— Work to complete —
Look over the lines below. Report each one that includes the string "image".

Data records
....................

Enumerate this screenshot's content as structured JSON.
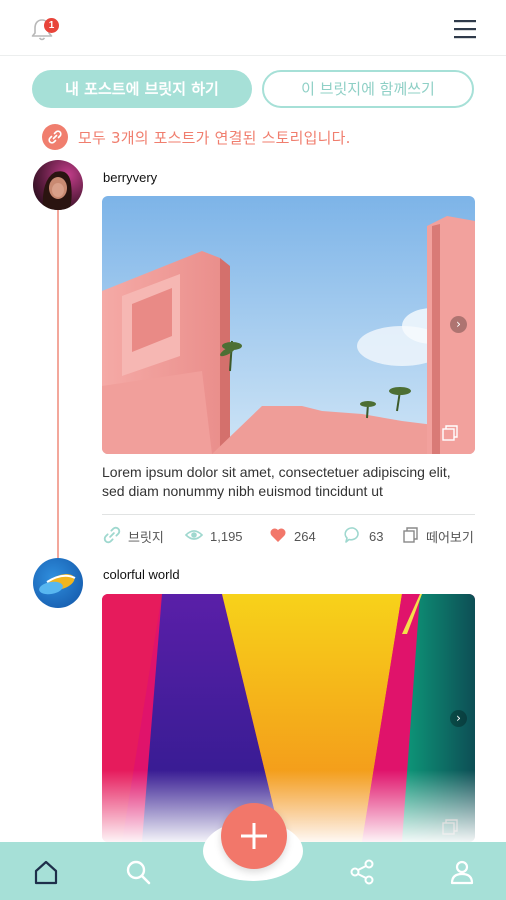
{
  "header": {
    "notification_count": "1",
    "icons": {
      "notifications": "bell-icon",
      "menu": "hamburger-menu-icon"
    }
  },
  "actions": {
    "primary_label": "내 포스트에 브릿지 하기",
    "secondary_label": "이 브릿지에 함께쓰기"
  },
  "notice": {
    "text": "모두 3개의  포스트가 연결된 스토리입니다.",
    "icon": "link-icon"
  },
  "posts": [
    {
      "username": "berryvery",
      "image": "pink-building-sky-photo",
      "description": "Lorem ipsum dolor sit amet, consectetuer adipiscing elit, sed diam nonummy nibh euismod tincidunt ut",
      "stats": {
        "bridge_label": "브릿지",
        "views": "1,195",
        "likes": "264",
        "comments": "63",
        "detail_label": "떼어보기"
      }
    },
    {
      "username": "colorful world",
      "image": "colorful-gradient-photo"
    }
  ],
  "colors": {
    "mint": "#a6e0d7",
    "coral": "#f2776a",
    "timeline": "#f3a79b"
  },
  "bottom_nav": {
    "items": [
      "home-icon",
      "search-icon",
      "add-icon",
      "share-icon",
      "profile-icon"
    ]
  }
}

....................

— The reply —
      "image": "pink-building-sky-photo",
      "image": "colorful-gradient-photo"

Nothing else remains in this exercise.